MATERIAL PROVIDED:
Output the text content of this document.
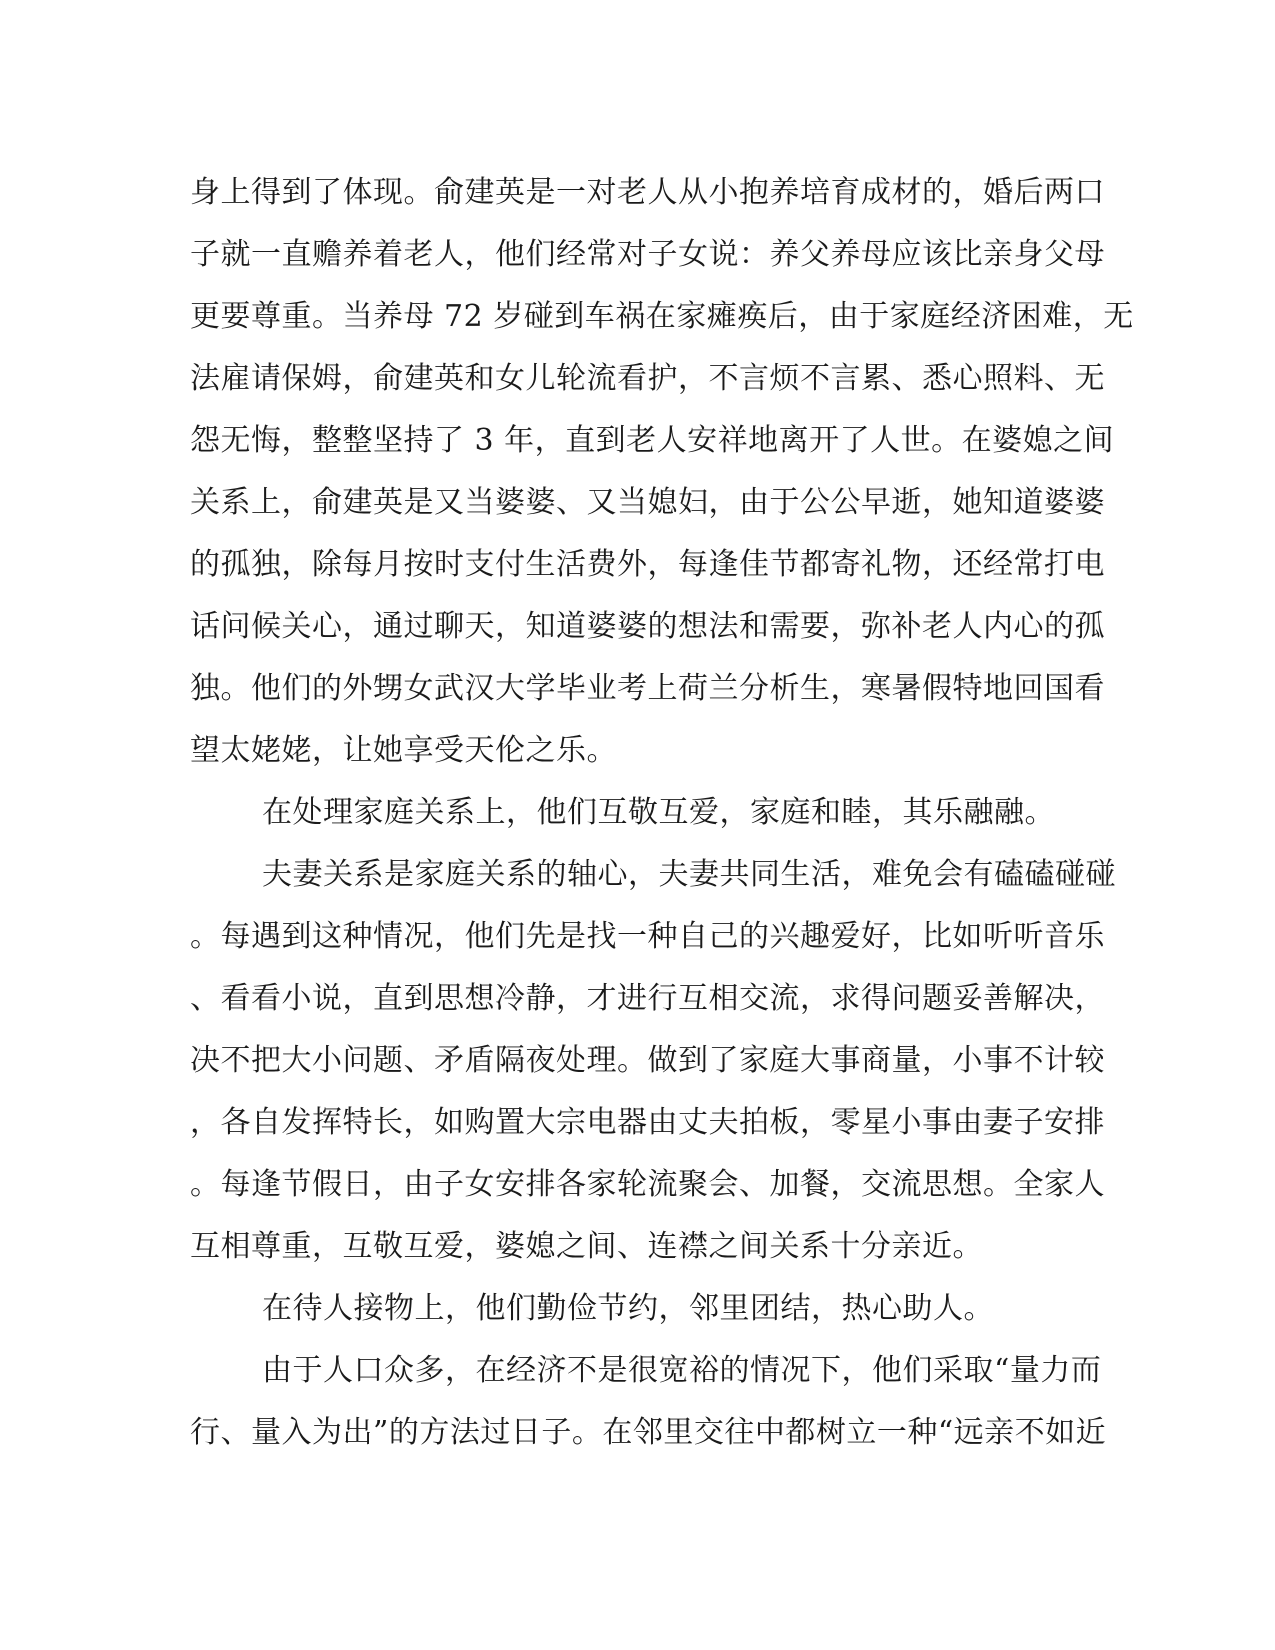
身上得到了体现。俞建英是一对老人从小抱养培育成材的，婚后两口
子就一直赡养着老人，他们经常对子女说：养父养母应该比亲身父母
更要尊重。当养母 72 岁碰到车祸在家瘫痪后，由于家庭经济困难，无
法雇请保姆，俞建英和女儿轮流看护，不言烦不言累、悉心照料、无
怨无悔，整整坚持了 3 年，直到老人安祥地离开了人世。在婆媳之间
关系上，俞建英是又当婆婆、又当媳妇，由于公公早逝，她知道婆婆
的孤独，除每月按时支付生活费外，每逢佳节都寄礼物，还经常打电
话问候关心，通过聊天，知道婆婆的想法和需要，弥补老人内心的孤
独。他们的外甥女武汉大学毕业考上荷兰分析生，寒暑假特地回国看
望太姥姥，让她享受天伦之乐。
在处理家庭关系上，他们互敬互爱，家庭和睦，其乐融融。
夫妻关系是家庭关系的轴心，夫妻共同生活，难免会有磕磕碰碰
。每遇到这种情况，他们先是找一种自己的兴趣爱好，比如听听音乐
、看看小说，直到思想冷静，才进行互相交流，求得问题妥善解决，
决不把大小问题、矛盾隔夜处理。做到了家庭大事商量，小事不计较
，各自发挥特长，如购置大宗电器由丈夫拍板，零星小事由妻子安排
。每逢节假日，由子女安排各家轮流聚会、加餐，交流思想。全家人
互相尊重，互敬互爱，婆媳之间、连襟之间关系十分亲近。
在待人接物上，他们勤俭节约，邻里团结，热心助人。
由于人口众多，在经济不是很宽裕的情况下，他们采取“量力而
行、量入为出”的方法过日子。在邻里交往中都树立一种“远亲不如近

PROBLEM TO WORK ON: Reproduce the records verbatim, omitting all images they contain.

OUTPUT FOR THIS TASK:
Output the text content of this document.
身上得到了体现。俞建英是一对老人从小抱养培育成材的，婚后两口
子就一直赡养着老人，他们经常对子女说：养父养母应该比亲身父母
更要尊重。当养母 72 岁碰到车祸在家瘫痪后，由于家庭经济困难，无
法雇请保姆，俞建英和女儿轮流看护，不言烦不言累、悉心照料、无
怨无悔，整整坚持了 3 年，直到老人安祥地离开了人世。在婆媳之间
关系上，俞建英是又当婆婆、又当媳妇，由于公公早逝，她知道婆婆
的孤独，除每月按时支付生活费外，每逢佳节都寄礼物，还经常打电
话问候关心，通过聊天，知道婆婆的想法和需要，弥补老人内心的孤
独。他们的外甥女武汉大学毕业考上荷兰分析生，寒暑假特地回国看
望太姥姥，让她享受天伦之乐。
在处理家庭关系上，他们互敬互爱，家庭和睦，其乐融融。
夫妻关系是家庭关系的轴心，夫妻共同生活，难免会有磕磕碰碰
。每遇到这种情况，他们先是找一种自己的兴趣爱好，比如听听音乐
、看看小说，直到思想冷静，才进行互相交流，求得问题妥善解决，
决不把大小问题、矛盾隔夜处理。做到了家庭大事商量，小事不计较
，各自发挥特长，如购置大宗电器由丈夫拍板，零星小事由妻子安排
。每逢节假日，由子女安排各家轮流聚会、加餐，交流思想。全家人
互相尊重，互敬互爱，婆媳之间、连襟之间关系十分亲近。
在待人接物上，他们勤俭节约，邻里团结，热心助人。
由于人口众多，在经济不是很宽裕的情况下，他们采取“量力而
行、量入为出”的方法过日子。在邻里交往中都树立一种“远亲不如近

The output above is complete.